§ EXERCISE TASK
Convert the lines of the items below, from the line containing "- tree-node-main[interactable]: main: [87, 111, 144, 136]" through the line containing "- tree-node-applicationcontext-xml[interactable]: <>", into a Markdown table with the columns Row and Line, where Row numbers each line in order and any blank lines are omitted.

§ SUPPLIED RECORDS
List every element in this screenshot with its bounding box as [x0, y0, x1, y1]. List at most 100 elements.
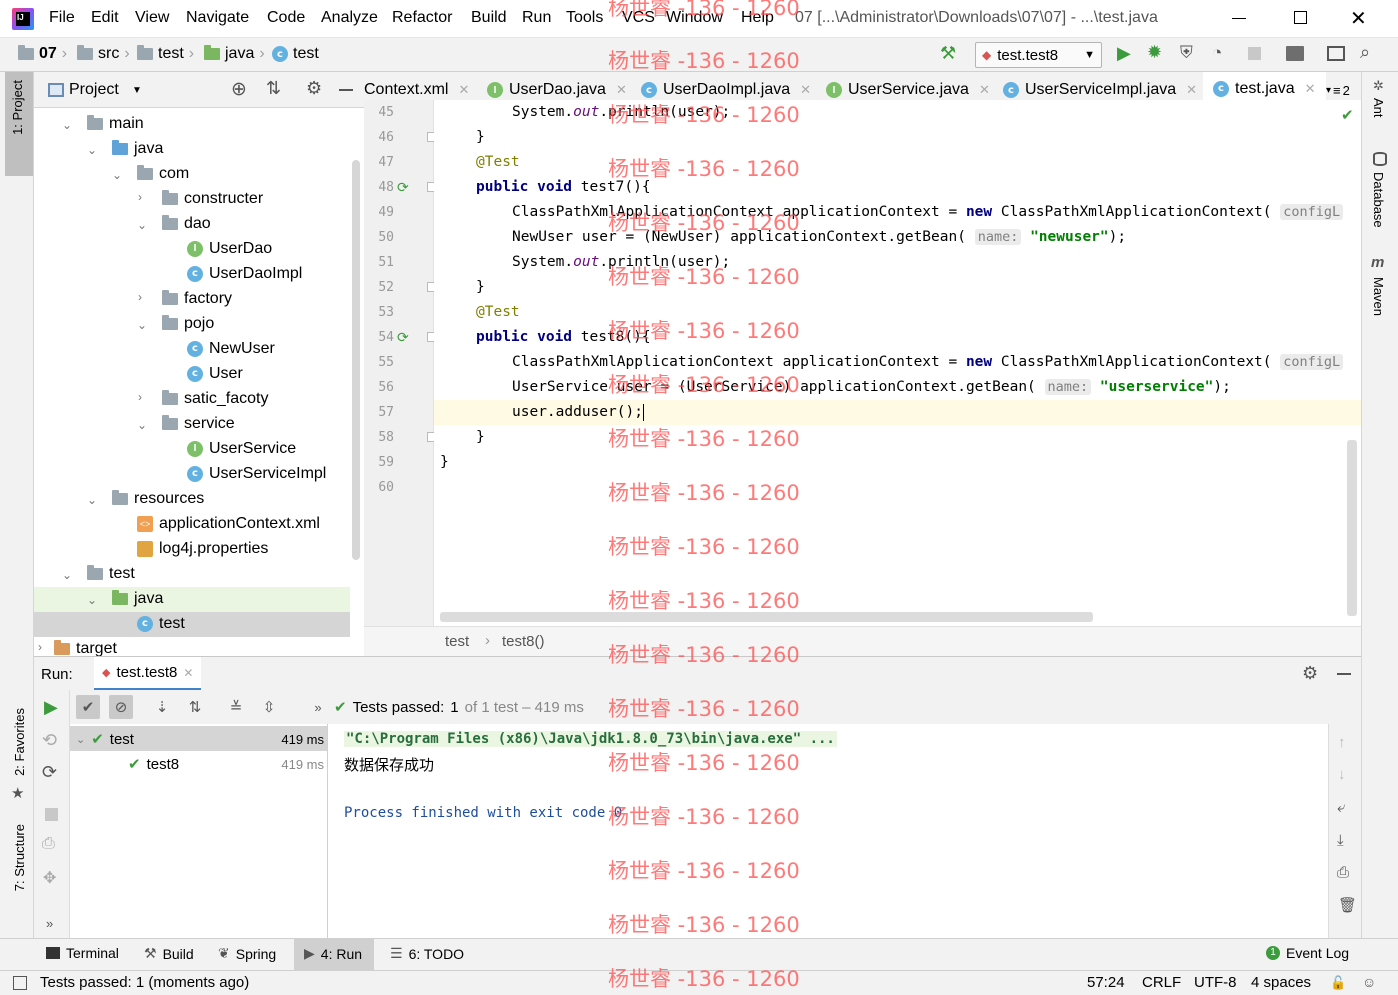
- tree-node-main[interactable]: main: [87, 111, 144, 136]
- close-icon[interactable]: ✕: [800, 82, 811, 98]
- print-icon[interactable]: ⎙: [1337, 864, 1349, 881]
- inspection-ok-icon[interactable]: ✔: [1341, 106, 1354, 124]
- close-icon[interactable]: ✕: [1186, 82, 1197, 98]
- menu-file[interactable]: File: [49, 9, 75, 27]
- sort-alpha-icon[interactable]: ⇣: [150, 695, 174, 719]
- tree-node-applicationcontext-xml[interactable]: <> applicationContext.xml: [137, 511, 320, 536]
- tree-node-userdaoimpl[interactable]: c UserDaoImpl: [187, 261, 302, 286]
- todo-tab[interactable]: ☰ 6: TODO: [390, 945, 464, 962]
- tree-node-test-java[interactable]: java: [112, 586, 163, 611]
- menu-analyze[interactable]: Analyze: [321, 9, 378, 27]
- tree-node-com[interactable]: com: [137, 161, 189, 186]
- chevron-down-icon[interactable]: ⌄: [87, 593, 97, 607]
- menu-edit[interactable]: Edit: [91, 9, 119, 27]
- close-icon[interactable]: ✕: [458, 82, 469, 98]
- profile-icon[interactable]: ◔: [1212, 43, 1222, 63]
- stop-icon[interactable]: [45, 808, 58, 821]
- inspector-icon[interactable]: ☺: [1362, 974, 1376, 990]
- tree-node-java[interactable]: java: [112, 136, 163, 161]
- show-ignored-toggle[interactable]: ⊘: [109, 695, 133, 719]
- build-hammer-icon[interactable]: ⚒: [940, 43, 956, 64]
- caret-position[interactable]: 57:24: [1087, 974, 1125, 991]
- file-encoding[interactable]: UTF-8: [1194, 974, 1237, 991]
- close-icon[interactable]: ✕: [183, 666, 193, 680]
- close-icon[interactable]: ✕: [1305, 81, 1316, 97]
- tree-node-test[interactable]: test: [87, 561, 135, 586]
- close-icon[interactable]: ✕: [979, 82, 990, 98]
- horizontal-scrollbar[interactable]: [440, 612, 1093, 622]
- run-test-gutter-icon[interactable]: ⟳: [397, 179, 409, 196]
- menu-vcs[interactable]: VCS: [622, 9, 655, 27]
- chevron-down-icon[interactable]: ▼: [132, 85, 142, 96]
- tree-node-service[interactable]: service: [162, 411, 235, 436]
- locate-icon[interactable]: ⊕: [231, 78, 247, 101]
- run-test-gutter-icon[interactable]: ⟳: [397, 329, 409, 346]
- tree-node-pojo[interactable]: pojo: [162, 311, 214, 336]
- chevron-down-icon[interactable]: ⌄: [62, 118, 72, 132]
- chevron-right-icon[interactable]: ›: [38, 640, 42, 654]
- run-console[interactable]: "C:\Program Files (x86)\Java\jdk1.8.0_73…: [328, 724, 1328, 938]
- chevron-down-icon[interactable]: ⌄: [137, 418, 147, 432]
- debug-icon[interactable]: ✹: [1147, 42, 1162, 63]
- more-icon[interactable]: »: [306, 695, 330, 719]
- menu-code[interactable]: Code: [267, 9, 305, 27]
- rerun-icon[interactable]: ▶: [44, 697, 58, 718]
- soft-wrap-icon[interactable]: ⤶: [1337, 799, 1345, 816]
- indent-setting[interactable]: 4 spaces: [1251, 974, 1311, 991]
- close-icon[interactable]: ✕: [616, 82, 627, 98]
- line-separator[interactable]: CRLF: [1142, 974, 1181, 991]
- lock-icon[interactable]: 🔓: [1330, 975, 1346, 991]
- tree-node-user[interactable]: c User: [187, 361, 243, 386]
- project-structure-icon[interactable]: [1286, 46, 1304, 61]
- trash-icon[interactable]: 🗑: [1338, 896, 1357, 914]
- project-view-label[interactable]: Project: [69, 81, 119, 99]
- menu-refactor[interactable]: Refactor: [392, 9, 452, 27]
- tree-node-userservice[interactable]: I UserService: [187, 436, 296, 461]
- structure-tool-label[interactable]: 7: Structure: [12, 824, 27, 891]
- chevron-right-icon[interactable]: ›: [138, 190, 142, 204]
- show-passed-toggle[interactable]: ✔: [76, 695, 100, 719]
- vertical-scrollbar[interactable]: [1347, 440, 1357, 616]
- expand-all-icon[interactable]: ≚: [224, 695, 248, 719]
- tree-node-satic-facoty[interactable]: satic_facoty: [162, 386, 268, 411]
- breadcrumb-method[interactable]: test8(): [502, 633, 545, 650]
- collapse-all-icon[interactable]: ⇅: [266, 78, 281, 99]
- favorites-tool-label[interactable]: 2: Favorites: [12, 708, 27, 776]
- layout-icon[interactable]: [1327, 46, 1345, 61]
- run-tool-tab[interactable]: ▶ 4: Run: [304, 945, 362, 962]
- tree-node-constructer[interactable]: constructer: [162, 186, 263, 211]
- chevron-down-icon[interactable]: ⌄: [112, 168, 122, 182]
- gear-icon[interactable]: ⚙: [1302, 663, 1318, 684]
- chevron-right-icon[interactable]: ›: [138, 390, 142, 404]
- stop-icon[interactable]: [1248, 47, 1261, 60]
- build-tab[interactable]: ⚒ Build: [144, 945, 194, 962]
- gear-icon[interactable]: ⚙: [306, 78, 322, 99]
- collapse-all-icon[interactable]: ⇳: [257, 695, 281, 719]
- tree-node-resources[interactable]: resources: [112, 486, 204, 511]
- maven-tool-label[interactable]: Maven: [1371, 277, 1386, 316]
- event-log-tab[interactable]: 1 Event Log: [1266, 945, 1349, 961]
- breadcrumb-project[interactable]: 07 ›: [18, 45, 67, 63]
- more-icon[interactable]: »: [46, 916, 53, 931]
- menu-help[interactable]: Help: [741, 9, 774, 27]
- run-config-select[interactable]: ◆ test.test8 ▼: [975, 42, 1102, 68]
- tab-overflow-button[interactable]: ▾ ≡ 2: [1326, 83, 1350, 98]
- camera-icon[interactable]: ⎙: [42, 835, 55, 853]
- tree-node-test-class[interactable]: c test: [137, 611, 185, 636]
- terminal-tab[interactable]: Terminal: [46, 945, 119, 961]
- test-row-suite[interactable]: ⌄ ✔ test 419 ms: [76, 730, 324, 749]
- chevron-down-icon[interactable]: ⌄: [137, 318, 147, 332]
- sort-duration-icon[interactable]: ⇅: [183, 695, 207, 719]
- tree-node-userdao[interactable]: I UserDao: [187, 236, 272, 261]
- menu-build[interactable]: Build: [471, 9, 507, 27]
- menu-navigate[interactable]: Navigate: [186, 9, 249, 27]
- project-tree-scrollbar[interactable]: [352, 160, 360, 560]
- chevron-down-icon[interactable]: ⌄: [62, 568, 72, 582]
- menu-view[interactable]: View: [135, 9, 169, 27]
- code-editor[interactable]: System.out.println(user); } @Test public…: [434, 100, 1361, 626]
- tree-node-target[interactable]: target: [54, 636, 117, 656]
- chevron-down-icon[interactable]: ⌄: [87, 143, 97, 157]
- scroll-down-icon[interactable]: ↓: [1338, 766, 1346, 783]
- menu-run[interactable]: Run: [522, 9, 551, 27]
- chevron-right-icon[interactable]: ›: [138, 290, 142, 304]
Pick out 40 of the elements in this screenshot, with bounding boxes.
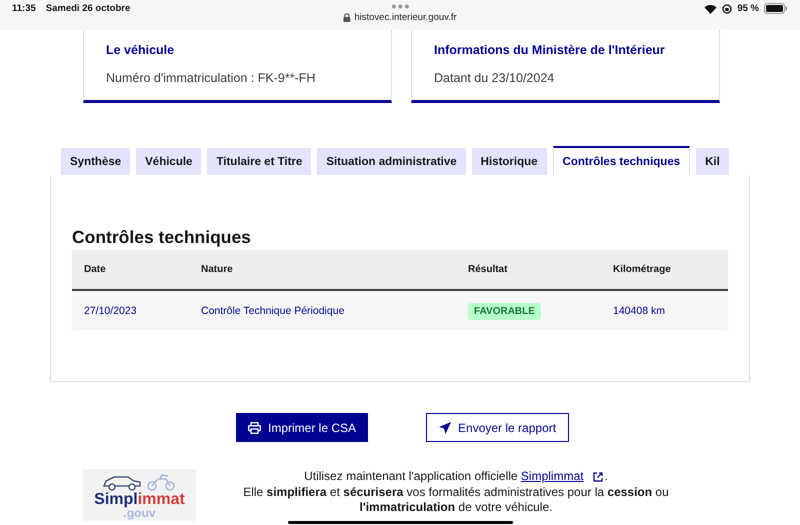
- battery-percent: 95 %: [737, 3, 759, 14]
- logo-suffix: .gouv: [124, 507, 156, 519]
- card-text: Datant du 23/10/2024: [434, 71, 556, 85]
- result-badge: FAVORABLE: [468, 302, 541, 320]
- tab[interactable]: Kil: [696, 148, 729, 175]
- card-title: Le véhicule: [106, 43, 176, 57]
- promo-text: Utilisez maintenant l'application officielle Simplimmat .: [303, 469, 609, 484]
- card-title: Informations du Ministère de l'Intérieur: [434, 43, 666, 57]
- print-button[interactable]: Imprimer le CSA: [236, 413, 368, 442]
- tab[interactable]: Titulaire et Titre: [207, 148, 312, 175]
- column-header: Kilométrage: [613, 264, 672, 275]
- tab[interactable]: Véhicule: [136, 148, 202, 175]
- url-text[interactable]: histovec.interieur.gouv.fr: [354, 12, 457, 23]
- column-header: Date: [84, 264, 107, 275]
- orientation-lock-icon: [722, 4, 732, 14]
- wifi-icon: [704, 4, 718, 14]
- promo-description: Elle simplifiera et sécurisera vos formalités administratives pour la cession ou l'immatriculation de votre véhicule.: [242, 484, 670, 516]
- logo-text: Simplimmat: [94, 492, 185, 507]
- card-text: Numéro d'immatriculation : FK-9**-FH: [106, 71, 316, 85]
- table-cell-text: 140408 km: [613, 304, 666, 316]
- battery-icon: [764, 3, 788, 14]
- car-and-motorbike-icon: [102, 472, 178, 492]
- clock: 11:35: [12, 3, 36, 14]
- tab[interactable]: Historique: [472, 148, 547, 175]
- column-header: Nature: [201, 264, 234, 275]
- more-icon[interactable]: [391, 4, 409, 9]
- app-link[interactable]: Simplimmat: [520, 469, 605, 484]
- tab[interactable]: Contrôles techniques: [552, 146, 690, 175]
- column-header: Résultat: [468, 264, 508, 275]
- send-report-button[interactable]: Envoyer le rapport: [426, 413, 570, 442]
- table-cell-text: Contrôle Technique Périodique: [201, 304, 346, 316]
- printer-icon: [248, 422, 261, 434]
- date: Samedi 26 octobre: [46, 3, 130, 14]
- table-cell-text: 27/10/2023: [84, 304, 138, 316]
- external-link-icon: [592, 472, 603, 482]
- lock-icon: [343, 13, 350, 22]
- tab[interactable]: Situation administrative: [317, 148, 466, 175]
- send-icon: [439, 422, 452, 434]
- tab[interactable]: Synthèse: [61, 148, 130, 175]
- section-title: Contrôles techniques: [72, 227, 252, 248]
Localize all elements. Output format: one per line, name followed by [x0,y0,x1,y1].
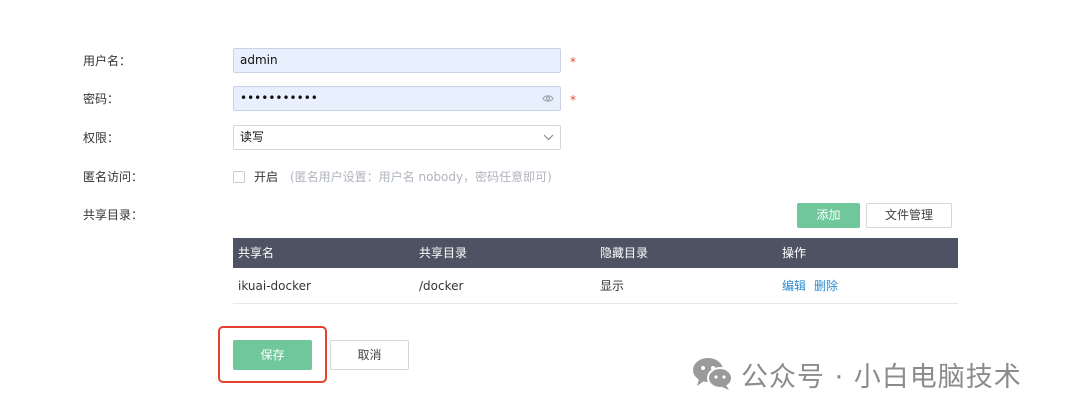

§ SOLUTION TO THE EXERCISE
| Row | Line |
|---|---|
| 1 | - tree-node-main[interactable]: main: [87, 111, 144, 136] |
| 2 | - close-icon[interactable]: ✕: [800, 82, 811, 98] |
| 3 | - print-icon[interactable]: ⎙: [1337, 864, 1349, 881] |
| 4 | - inspection-ok-icon[interactable]: ✔: [1341, 106, 1354, 124] |
| 5 | - close-icon[interactable]: ✕: [1186, 82, 1197, 98] |
| 6 | - menu-file[interactable]: File: [49, 9, 75, 27] |
| 7 | - sort-alpha-icon[interactable]: ⇣: [150, 695, 174, 719] |
| 8 | - tree-node-applicationcontext-xml[interactable]: <> applicationContext.xml: [137, 511, 320, 536] |